Objective: Every record should be repeated exactly, except that pictures are left out.

Supplied records:

===============

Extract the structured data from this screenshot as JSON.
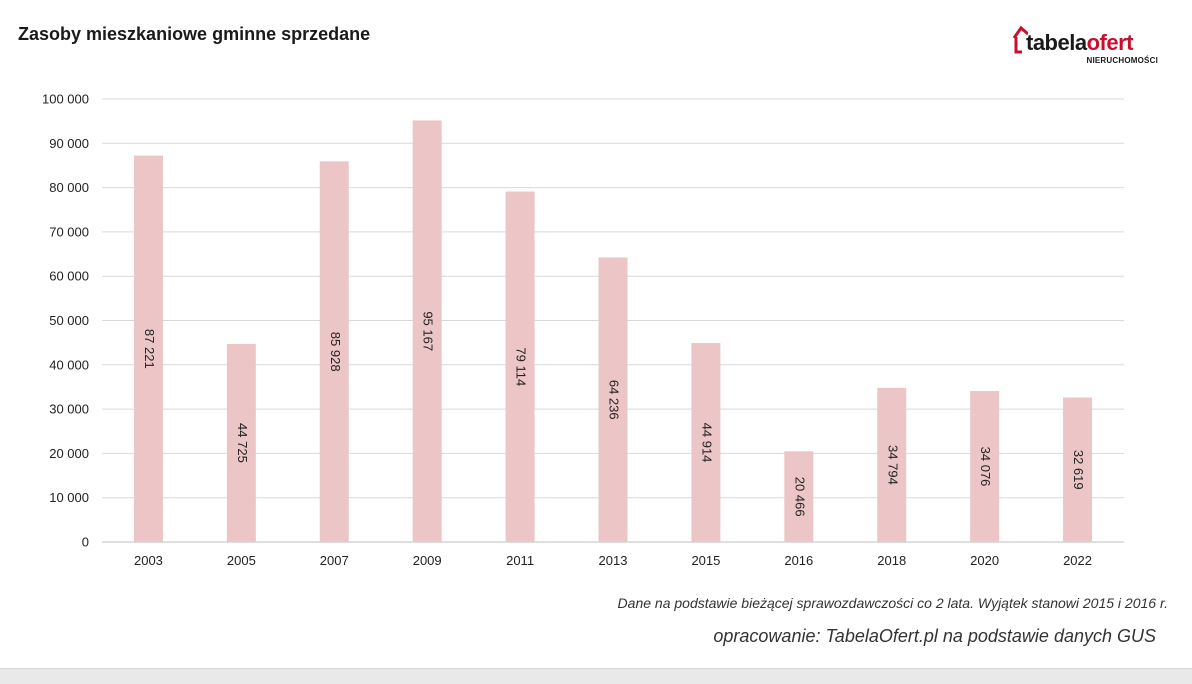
{
  "logo": {
    "word_part1": "tabela",
    "word_part2": "ofert",
    "subtitle": "NIERUCHOMOŚCI"
  },
  "colors": {
    "bar": "#ecc6c6",
    "gridline": "#d9d9d9",
    "axis_line": "#bfbfbf",
    "brand_red": "#c8102e"
  },
  "chart_data": {
    "type": "bar",
    "title": "Zasoby mieszkaniowe gminne sprzedane",
    "xlabel": "",
    "ylabel": "",
    "categories": [
      "2003",
      "2005",
      "2007",
      "2009",
      "2011",
      "2013",
      "2015",
      "2016",
      "2018",
      "2020",
      "2022"
    ],
    "values": [
      87221,
      44725,
      85928,
      95167,
      79114,
      64236,
      44914,
      20466,
      34794,
      34076,
      32619
    ],
    "value_labels": [
      "87 221",
      "44 725",
      "85 928",
      "95 167",
      "79 114",
      "64 236",
      "44 914",
      "20 466",
      "34 794",
      "34 076",
      "32 619"
    ],
    "ylim": [
      0,
      100000
    ],
    "yticks": [
      0,
      10000,
      20000,
      30000,
      40000,
      50000,
      60000,
      70000,
      80000,
      90000,
      100000
    ],
    "ytick_labels": [
      "0",
      "10 000",
      "20 000",
      "30 000",
      "40 000",
      "50 000",
      "60 000",
      "70 000",
      "80 000",
      "90 000",
      "100 000"
    ],
    "grid": true,
    "legend": "none",
    "data_label_orientation": "vertical"
  },
  "footer": {
    "note": "Dane na podstawie bieżącej sprawozdawczości co 2 lata. Wyjątek stanowi 2015 i 2016 r.",
    "source": "opracowanie: TabelaOfert.pl na podstawie danych GUS"
  }
}
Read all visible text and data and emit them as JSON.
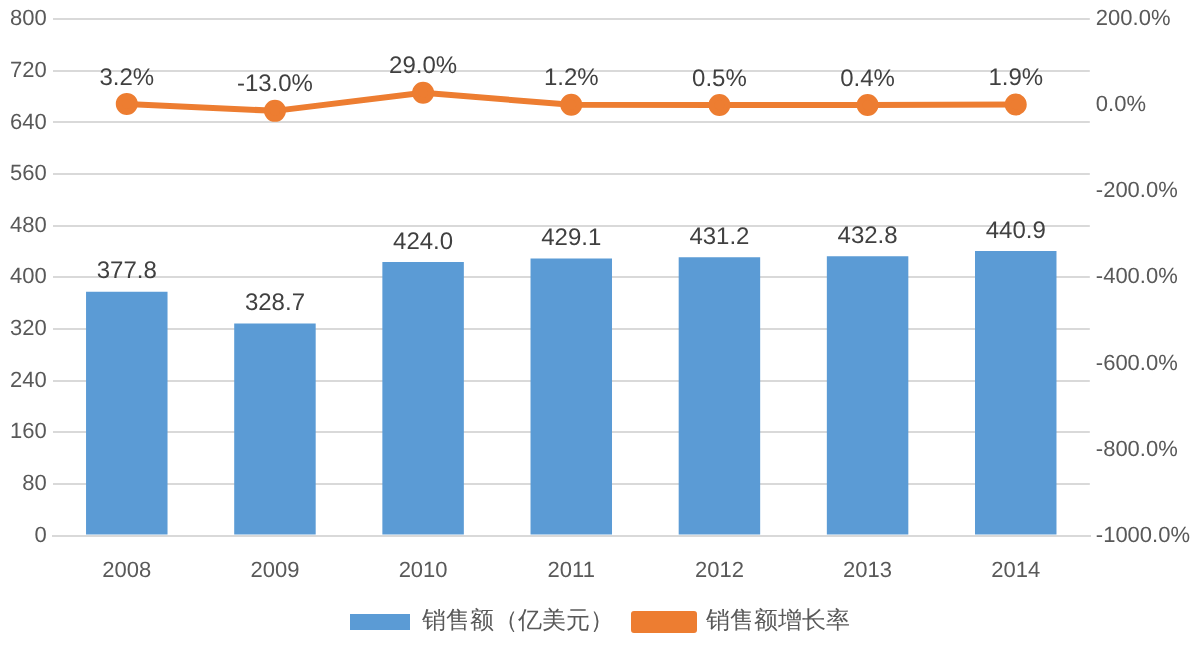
{
  "chart_data": {
    "type": "bar",
    "categories": [
      "2008",
      "2009",
      "2010",
      "2011",
      "2012",
      "2013",
      "2014"
    ],
    "series": [
      {
        "name": "销售额（亿美元）",
        "color": "#5b9bd5",
        "values": [
          377.8,
          328.7,
          424.0,
          429.1,
          431.2,
          432.8,
          440.9
        ],
        "value_labels": [
          "377.8",
          "328.7",
          "424.0",
          "429.1",
          "431.2",
          "432.8",
          "440.9"
        ]
      },
      {
        "name": "销售额增长率",
        "type": "line",
        "axis": "y2",
        "color": "#ed7d31",
        "values": [
          3.2,
          -13.0,
          29.0,
          1.2,
          0.5,
          0.4,
          1.9
        ],
        "value_labels": [
          "3.2%",
          "-13.0%",
          "29.0%",
          "1.2%",
          "0.5%",
          "0.4%",
          "1.9%"
        ]
      }
    ],
    "ylim": [
      0,
      800
    ],
    "yticks": [
      0,
      80,
      160,
      240,
      320,
      400,
      480,
      560,
      640,
      720,
      800
    ],
    "y2lim": [
      -1000,
      200
    ],
    "y2ticks": [
      {
        "value": -1000,
        "label": "-1000.0%"
      },
      {
        "value": -800,
        "label": "-800.0%"
      },
      {
        "value": -600,
        "label": "-600.0%"
      },
      {
        "value": -400,
        "label": "-400.0%"
      },
      {
        "value": -200,
        "label": "-200.0%"
      },
      {
        "value": 0,
        "label": "0.0%"
      },
      {
        "value": 200,
        "label": "200.0%"
      }
    ],
    "grid": "y",
    "legend": "bottom",
    "marker": "circle",
    "line_style": "solid"
  }
}
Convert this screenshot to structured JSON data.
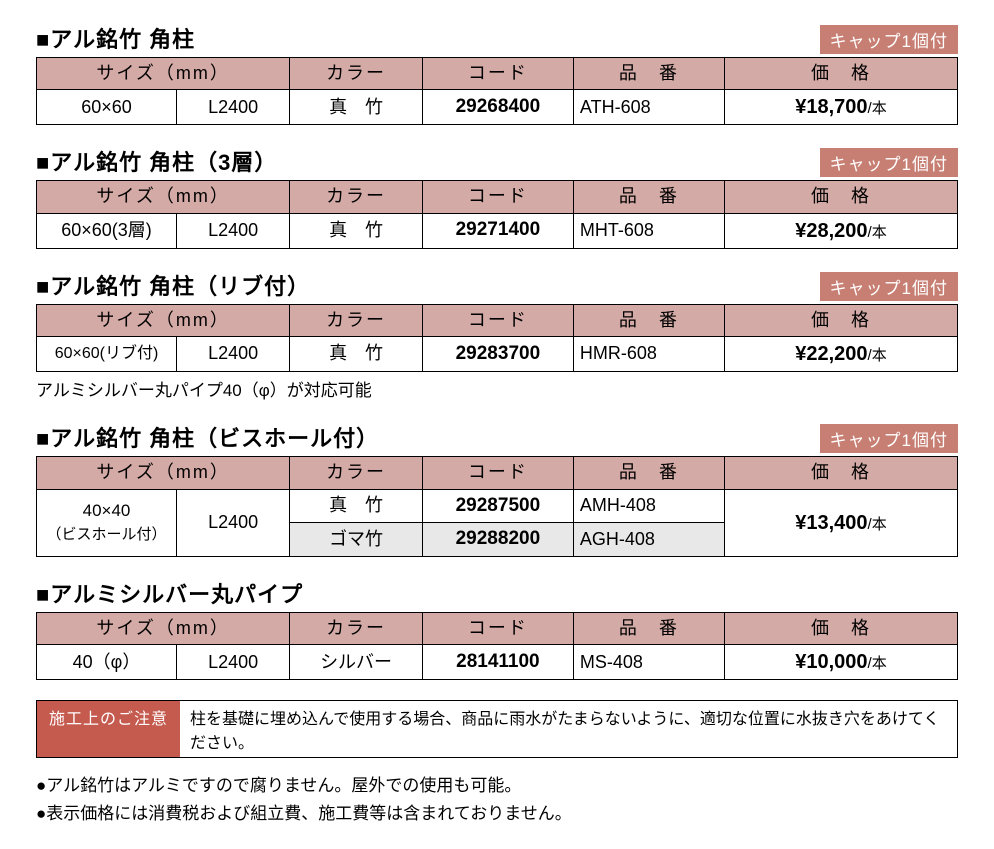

===============

Result of this exercise:
Extract the structured data from this screenshot as JSON.
{
  "logo": {
    "word_part1": "tabela",
    "word_part2": "ofert",
    "subtitle": "NIERUCHOMOŚCI"
  },
  "colors": {
    "bar": "#ecc6c6",
    "gridline": "#d9d9d9",
    "axis_line": "#bfbfbf",
    "brand_red": "#c8102e"
  },
  "chart_data": {
    "type": "bar",
    "title": "Zasoby mieszkaniowe gminne sprzedane",
    "xlabel": "",
    "ylabel": "",
    "categories": [
      "2003",
      "2005",
      "2007",
      "2009",
      "2011",
      "2013",
      "2015",
      "2016",
      "2018",
      "2020",
      "2022"
    ],
    "values": [
      87221,
      44725,
      85928,
      95167,
      79114,
      64236,
      44914,
      20466,
      34794,
      34076,
      32619
    ],
    "value_labels": [
      "87 221",
      "44 725",
      "85 928",
      "95 167",
      "79 114",
      "64 236",
      "44 914",
      "20 466",
      "34 794",
      "34 076",
      "32 619"
    ],
    "ylim": [
      0,
      100000
    ],
    "yticks": [
      0,
      10000,
      20000,
      30000,
      40000,
      50000,
      60000,
      70000,
      80000,
      90000,
      100000
    ],
    "ytick_labels": [
      "0",
      "10 000",
      "20 000",
      "30 000",
      "40 000",
      "50 000",
      "60 000",
      "70 000",
      "80 000",
      "90 000",
      "100 000"
    ],
    "grid": true,
    "legend": "none",
    "data_label_orientation": "vertical"
  },
  "footer": {
    "note": "Dane na podstawie bieżącej sprawozdawczości co 2 lata. Wyjątek stanowi 2015 i 2016 r.",
    "source": "opracowanie: TabelaOfert.pl na podstawie danych GUS"
  }
}
Read all visible text and data and emit them as JSON.
{
  "chart_data": {
    "type": "bar",
    "categories": [
      "2008",
      "2009",
      "2010",
      "2011",
      "2012",
      "2013",
      "2014"
    ],
    "series": [
      {
        "name": "销售额（亿美元）",
        "color": "#5b9bd5",
        "values": [
          377.8,
          328.7,
          424.0,
          429.1,
          431.2,
          432.8,
          440.9
        ],
        "value_labels": [
          "377.8",
          "328.7",
          "424.0",
          "429.1",
          "431.2",
          "432.8",
          "440.9"
        ]
      },
      {
        "name": "销售额增长率",
        "type": "line",
        "axis": "y2",
        "color": "#ed7d31",
        "values": [
          3.2,
          -13.0,
          29.0,
          1.2,
          0.5,
          0.4,
          1.9
        ],
        "value_labels": [
          "3.2%",
          "-13.0%",
          "29.0%",
          "1.2%",
          "0.5%",
          "0.4%",
          "1.9%"
        ]
      }
    ],
    "ylim": [
      0,
      800
    ],
    "yticks": [
      0,
      80,
      160,
      240,
      320,
      400,
      480,
      560,
      640,
      720,
      800
    ],
    "y2lim": [
      -1000,
      200
    ],
    "y2ticks": [
      {
        "value": -1000,
        "label": "-1000.0%"
      },
      {
        "value": -800,
        "label": "-800.0%"
      },
      {
        "value": -600,
        "label": "-600.0%"
      },
      {
        "value": -400,
        "label": "-400.0%"
      },
      {
        "value": -200,
        "label": "-200.0%"
      },
      {
        "value": 0,
        "label": "0.0%"
      },
      {
        "value": 200,
        "label": "200.0%"
      }
    ],
    "grid": "y",
    "legend": "bottom",
    "marker": "circle",
    "line_style": "solid"
  }
}
Convert this screenshot to structured JSON data.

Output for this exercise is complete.